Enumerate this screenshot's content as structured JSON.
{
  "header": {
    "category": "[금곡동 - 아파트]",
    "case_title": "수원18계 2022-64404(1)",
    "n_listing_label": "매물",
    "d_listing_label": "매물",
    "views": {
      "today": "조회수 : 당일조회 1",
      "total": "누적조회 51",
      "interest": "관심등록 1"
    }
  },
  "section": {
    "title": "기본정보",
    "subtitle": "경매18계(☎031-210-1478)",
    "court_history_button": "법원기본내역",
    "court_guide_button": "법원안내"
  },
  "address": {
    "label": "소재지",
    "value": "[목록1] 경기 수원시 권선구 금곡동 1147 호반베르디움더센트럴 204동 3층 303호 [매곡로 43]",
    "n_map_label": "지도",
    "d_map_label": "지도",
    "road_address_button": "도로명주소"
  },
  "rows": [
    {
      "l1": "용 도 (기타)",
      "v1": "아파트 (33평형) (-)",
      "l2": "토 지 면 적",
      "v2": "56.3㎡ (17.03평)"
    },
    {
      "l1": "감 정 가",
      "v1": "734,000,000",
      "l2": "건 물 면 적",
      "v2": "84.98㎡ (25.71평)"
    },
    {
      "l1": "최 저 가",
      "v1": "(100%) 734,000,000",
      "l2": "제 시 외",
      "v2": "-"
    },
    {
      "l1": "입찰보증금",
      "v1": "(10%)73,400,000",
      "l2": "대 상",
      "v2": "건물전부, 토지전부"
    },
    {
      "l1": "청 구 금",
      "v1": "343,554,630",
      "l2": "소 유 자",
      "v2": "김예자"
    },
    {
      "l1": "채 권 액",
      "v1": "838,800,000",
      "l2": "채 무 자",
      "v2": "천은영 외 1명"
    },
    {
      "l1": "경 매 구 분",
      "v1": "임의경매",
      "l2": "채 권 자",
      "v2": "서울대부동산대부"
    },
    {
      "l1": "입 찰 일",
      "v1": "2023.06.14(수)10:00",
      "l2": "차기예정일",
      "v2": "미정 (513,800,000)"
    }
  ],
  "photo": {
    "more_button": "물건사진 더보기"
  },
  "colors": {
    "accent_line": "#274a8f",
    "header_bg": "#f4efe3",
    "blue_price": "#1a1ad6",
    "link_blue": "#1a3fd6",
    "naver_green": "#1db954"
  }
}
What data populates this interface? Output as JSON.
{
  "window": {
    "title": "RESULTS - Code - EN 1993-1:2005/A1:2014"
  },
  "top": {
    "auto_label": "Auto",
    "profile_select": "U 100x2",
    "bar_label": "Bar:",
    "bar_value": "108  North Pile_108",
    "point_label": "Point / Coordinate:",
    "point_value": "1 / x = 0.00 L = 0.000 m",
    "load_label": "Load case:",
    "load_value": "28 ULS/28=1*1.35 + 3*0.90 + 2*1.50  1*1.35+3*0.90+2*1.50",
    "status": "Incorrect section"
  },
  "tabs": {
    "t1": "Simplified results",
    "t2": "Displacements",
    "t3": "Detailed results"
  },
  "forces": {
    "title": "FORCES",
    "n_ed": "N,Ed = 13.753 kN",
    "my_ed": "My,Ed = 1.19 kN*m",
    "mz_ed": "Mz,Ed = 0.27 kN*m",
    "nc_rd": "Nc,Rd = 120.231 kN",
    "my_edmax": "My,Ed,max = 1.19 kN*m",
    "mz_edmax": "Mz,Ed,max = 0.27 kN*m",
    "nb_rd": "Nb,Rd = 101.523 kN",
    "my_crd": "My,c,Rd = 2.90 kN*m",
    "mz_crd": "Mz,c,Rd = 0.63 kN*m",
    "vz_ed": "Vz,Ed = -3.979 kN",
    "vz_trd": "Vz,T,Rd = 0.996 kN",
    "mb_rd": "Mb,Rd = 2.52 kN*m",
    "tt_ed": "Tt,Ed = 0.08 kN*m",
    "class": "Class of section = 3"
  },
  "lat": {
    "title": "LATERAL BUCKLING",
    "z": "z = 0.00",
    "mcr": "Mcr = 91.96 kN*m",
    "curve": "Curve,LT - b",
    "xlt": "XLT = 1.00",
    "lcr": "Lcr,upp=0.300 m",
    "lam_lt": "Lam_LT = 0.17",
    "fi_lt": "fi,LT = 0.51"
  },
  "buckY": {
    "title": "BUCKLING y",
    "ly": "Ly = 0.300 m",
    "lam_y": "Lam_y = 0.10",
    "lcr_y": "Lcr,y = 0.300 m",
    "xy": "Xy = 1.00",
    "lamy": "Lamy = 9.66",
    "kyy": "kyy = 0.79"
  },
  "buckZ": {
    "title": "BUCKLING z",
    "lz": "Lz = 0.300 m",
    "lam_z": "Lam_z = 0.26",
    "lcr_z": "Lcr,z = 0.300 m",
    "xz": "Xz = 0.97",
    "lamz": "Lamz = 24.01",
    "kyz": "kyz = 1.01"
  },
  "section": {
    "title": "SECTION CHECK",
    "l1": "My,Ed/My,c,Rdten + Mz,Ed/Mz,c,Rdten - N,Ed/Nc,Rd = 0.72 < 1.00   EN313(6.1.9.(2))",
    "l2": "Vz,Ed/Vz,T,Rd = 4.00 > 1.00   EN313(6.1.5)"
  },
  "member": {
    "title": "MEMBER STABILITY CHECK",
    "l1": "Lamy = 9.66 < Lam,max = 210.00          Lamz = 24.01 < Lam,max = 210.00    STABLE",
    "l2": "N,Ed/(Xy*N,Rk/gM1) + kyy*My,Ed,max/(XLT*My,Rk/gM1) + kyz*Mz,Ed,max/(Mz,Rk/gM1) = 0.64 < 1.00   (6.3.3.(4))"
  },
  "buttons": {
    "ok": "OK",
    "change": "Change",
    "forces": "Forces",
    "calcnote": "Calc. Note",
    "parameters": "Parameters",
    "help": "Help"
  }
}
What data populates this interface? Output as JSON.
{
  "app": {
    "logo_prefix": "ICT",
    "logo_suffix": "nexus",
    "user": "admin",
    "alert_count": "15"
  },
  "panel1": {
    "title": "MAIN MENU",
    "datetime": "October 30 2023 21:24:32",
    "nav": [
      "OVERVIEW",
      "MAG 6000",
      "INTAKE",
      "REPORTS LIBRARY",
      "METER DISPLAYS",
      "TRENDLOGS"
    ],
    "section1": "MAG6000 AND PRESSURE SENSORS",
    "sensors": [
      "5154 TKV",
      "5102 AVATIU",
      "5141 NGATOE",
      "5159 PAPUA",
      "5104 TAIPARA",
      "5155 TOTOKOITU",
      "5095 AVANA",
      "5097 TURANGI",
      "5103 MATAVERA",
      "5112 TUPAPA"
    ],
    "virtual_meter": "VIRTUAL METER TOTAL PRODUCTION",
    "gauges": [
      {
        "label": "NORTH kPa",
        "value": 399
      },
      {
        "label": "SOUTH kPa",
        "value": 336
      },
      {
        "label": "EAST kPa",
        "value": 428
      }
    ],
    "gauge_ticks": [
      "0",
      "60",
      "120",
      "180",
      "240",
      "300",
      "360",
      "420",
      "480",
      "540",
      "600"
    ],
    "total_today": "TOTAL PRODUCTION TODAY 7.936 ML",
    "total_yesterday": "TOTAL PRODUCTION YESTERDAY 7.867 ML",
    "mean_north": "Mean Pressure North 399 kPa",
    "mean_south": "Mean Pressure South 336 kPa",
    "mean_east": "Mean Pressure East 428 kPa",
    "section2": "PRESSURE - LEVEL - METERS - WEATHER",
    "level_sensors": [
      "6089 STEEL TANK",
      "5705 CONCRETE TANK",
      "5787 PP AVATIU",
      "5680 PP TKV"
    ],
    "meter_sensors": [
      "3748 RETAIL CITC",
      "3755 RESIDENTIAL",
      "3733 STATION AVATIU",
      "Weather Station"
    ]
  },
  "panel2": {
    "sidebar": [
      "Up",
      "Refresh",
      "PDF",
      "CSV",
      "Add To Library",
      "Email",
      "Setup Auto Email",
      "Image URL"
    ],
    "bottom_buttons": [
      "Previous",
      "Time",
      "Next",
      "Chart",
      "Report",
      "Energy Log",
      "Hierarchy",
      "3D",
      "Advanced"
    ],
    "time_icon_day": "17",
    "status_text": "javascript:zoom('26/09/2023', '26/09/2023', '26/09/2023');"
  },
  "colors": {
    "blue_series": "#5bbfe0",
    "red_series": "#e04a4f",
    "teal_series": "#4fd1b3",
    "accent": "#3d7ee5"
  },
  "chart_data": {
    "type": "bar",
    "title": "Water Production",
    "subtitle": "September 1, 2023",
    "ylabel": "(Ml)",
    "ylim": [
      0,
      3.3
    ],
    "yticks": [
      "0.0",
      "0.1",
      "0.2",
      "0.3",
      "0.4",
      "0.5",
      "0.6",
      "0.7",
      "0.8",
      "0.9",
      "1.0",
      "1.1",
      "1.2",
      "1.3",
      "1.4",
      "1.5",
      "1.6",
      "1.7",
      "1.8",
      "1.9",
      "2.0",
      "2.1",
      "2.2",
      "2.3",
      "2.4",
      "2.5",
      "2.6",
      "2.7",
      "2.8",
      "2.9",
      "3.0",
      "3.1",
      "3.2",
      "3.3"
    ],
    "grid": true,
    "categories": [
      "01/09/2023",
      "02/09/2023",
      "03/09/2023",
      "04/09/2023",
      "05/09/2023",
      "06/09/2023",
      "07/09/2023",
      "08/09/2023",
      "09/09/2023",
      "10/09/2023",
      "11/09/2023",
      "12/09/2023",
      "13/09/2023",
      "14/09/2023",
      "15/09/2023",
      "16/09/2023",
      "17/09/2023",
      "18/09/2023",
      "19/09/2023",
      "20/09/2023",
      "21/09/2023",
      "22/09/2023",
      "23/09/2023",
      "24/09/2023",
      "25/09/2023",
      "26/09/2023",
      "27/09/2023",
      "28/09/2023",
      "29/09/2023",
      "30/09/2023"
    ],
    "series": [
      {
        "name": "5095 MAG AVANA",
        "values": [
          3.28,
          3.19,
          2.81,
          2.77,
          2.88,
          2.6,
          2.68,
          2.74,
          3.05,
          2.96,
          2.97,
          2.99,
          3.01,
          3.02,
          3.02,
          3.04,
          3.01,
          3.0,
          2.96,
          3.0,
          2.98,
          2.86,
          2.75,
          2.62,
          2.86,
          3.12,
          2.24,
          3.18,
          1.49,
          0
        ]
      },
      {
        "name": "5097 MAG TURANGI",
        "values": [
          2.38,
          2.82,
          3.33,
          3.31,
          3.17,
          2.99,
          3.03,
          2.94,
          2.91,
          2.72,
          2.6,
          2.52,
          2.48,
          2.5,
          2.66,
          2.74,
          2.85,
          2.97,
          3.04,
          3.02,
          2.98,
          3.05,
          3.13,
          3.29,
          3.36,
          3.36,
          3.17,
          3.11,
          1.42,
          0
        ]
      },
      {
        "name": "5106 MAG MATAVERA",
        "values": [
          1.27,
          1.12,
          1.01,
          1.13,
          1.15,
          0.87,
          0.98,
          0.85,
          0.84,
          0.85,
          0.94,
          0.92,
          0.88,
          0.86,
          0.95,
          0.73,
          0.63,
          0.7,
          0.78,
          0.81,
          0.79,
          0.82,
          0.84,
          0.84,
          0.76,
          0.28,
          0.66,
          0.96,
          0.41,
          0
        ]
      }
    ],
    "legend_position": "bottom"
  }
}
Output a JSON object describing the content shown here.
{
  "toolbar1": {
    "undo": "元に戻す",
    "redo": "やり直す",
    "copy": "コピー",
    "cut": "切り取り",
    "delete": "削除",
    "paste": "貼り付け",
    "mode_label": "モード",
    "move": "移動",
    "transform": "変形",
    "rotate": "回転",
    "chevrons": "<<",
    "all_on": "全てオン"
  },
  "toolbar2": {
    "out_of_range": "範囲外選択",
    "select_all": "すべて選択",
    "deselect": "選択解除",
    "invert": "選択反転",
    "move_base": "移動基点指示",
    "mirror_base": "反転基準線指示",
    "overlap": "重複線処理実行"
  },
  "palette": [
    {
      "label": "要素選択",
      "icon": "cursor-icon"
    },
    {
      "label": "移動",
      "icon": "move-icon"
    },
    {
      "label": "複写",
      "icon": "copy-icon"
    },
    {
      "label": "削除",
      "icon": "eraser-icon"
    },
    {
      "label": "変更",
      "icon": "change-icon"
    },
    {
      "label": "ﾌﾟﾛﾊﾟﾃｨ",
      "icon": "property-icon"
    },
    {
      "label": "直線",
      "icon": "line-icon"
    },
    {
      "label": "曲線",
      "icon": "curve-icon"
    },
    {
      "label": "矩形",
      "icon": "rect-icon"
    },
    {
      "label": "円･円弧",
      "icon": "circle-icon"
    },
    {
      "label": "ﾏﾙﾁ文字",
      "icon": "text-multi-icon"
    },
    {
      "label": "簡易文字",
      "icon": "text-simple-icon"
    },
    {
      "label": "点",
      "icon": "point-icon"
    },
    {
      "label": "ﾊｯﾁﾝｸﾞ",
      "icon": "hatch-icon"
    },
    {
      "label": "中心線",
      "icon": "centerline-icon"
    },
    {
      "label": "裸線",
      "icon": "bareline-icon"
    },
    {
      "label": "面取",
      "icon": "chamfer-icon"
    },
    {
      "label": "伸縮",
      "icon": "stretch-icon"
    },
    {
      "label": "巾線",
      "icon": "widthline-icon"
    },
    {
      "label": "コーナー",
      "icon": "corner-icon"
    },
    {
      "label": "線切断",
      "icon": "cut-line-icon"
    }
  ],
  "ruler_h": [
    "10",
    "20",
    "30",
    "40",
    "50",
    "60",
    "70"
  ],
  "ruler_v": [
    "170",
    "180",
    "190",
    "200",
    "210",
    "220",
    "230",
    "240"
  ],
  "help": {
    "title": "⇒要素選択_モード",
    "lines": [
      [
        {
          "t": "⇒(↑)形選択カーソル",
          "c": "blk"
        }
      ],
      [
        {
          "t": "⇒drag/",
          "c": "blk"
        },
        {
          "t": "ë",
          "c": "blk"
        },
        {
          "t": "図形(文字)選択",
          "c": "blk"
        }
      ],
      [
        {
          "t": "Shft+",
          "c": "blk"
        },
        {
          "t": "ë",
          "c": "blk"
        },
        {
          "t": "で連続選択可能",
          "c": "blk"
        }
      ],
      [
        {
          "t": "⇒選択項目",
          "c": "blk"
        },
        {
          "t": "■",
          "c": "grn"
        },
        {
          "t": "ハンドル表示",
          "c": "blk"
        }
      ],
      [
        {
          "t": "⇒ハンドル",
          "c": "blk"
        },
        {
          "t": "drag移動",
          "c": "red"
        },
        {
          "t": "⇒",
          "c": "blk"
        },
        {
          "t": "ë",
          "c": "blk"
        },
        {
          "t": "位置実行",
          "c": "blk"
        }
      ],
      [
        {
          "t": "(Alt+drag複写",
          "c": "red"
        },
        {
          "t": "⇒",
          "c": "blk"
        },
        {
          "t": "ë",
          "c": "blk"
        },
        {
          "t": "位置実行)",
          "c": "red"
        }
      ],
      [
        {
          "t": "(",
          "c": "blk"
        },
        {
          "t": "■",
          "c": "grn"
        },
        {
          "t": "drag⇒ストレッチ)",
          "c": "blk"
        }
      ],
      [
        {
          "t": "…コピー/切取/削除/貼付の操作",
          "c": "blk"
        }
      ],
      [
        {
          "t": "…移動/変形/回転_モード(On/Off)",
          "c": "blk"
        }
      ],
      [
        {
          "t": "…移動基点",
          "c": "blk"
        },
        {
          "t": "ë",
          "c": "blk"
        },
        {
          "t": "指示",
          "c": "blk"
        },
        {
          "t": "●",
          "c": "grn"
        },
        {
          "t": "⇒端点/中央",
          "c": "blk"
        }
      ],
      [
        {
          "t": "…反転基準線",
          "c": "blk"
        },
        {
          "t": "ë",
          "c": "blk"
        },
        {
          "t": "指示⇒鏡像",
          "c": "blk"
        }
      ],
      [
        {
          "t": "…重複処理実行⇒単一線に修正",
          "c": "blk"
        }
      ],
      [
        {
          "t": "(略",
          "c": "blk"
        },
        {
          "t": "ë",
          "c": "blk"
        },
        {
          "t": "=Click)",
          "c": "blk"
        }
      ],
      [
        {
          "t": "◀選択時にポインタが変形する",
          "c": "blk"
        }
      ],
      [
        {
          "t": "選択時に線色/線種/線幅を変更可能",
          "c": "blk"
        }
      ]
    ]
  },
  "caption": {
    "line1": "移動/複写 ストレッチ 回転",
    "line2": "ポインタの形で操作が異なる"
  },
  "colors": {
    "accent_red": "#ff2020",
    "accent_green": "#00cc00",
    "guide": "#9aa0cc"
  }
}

Challenge: Determine how many lines of the entries above carry the string "Lamz", and give that number alone.

Final result: 2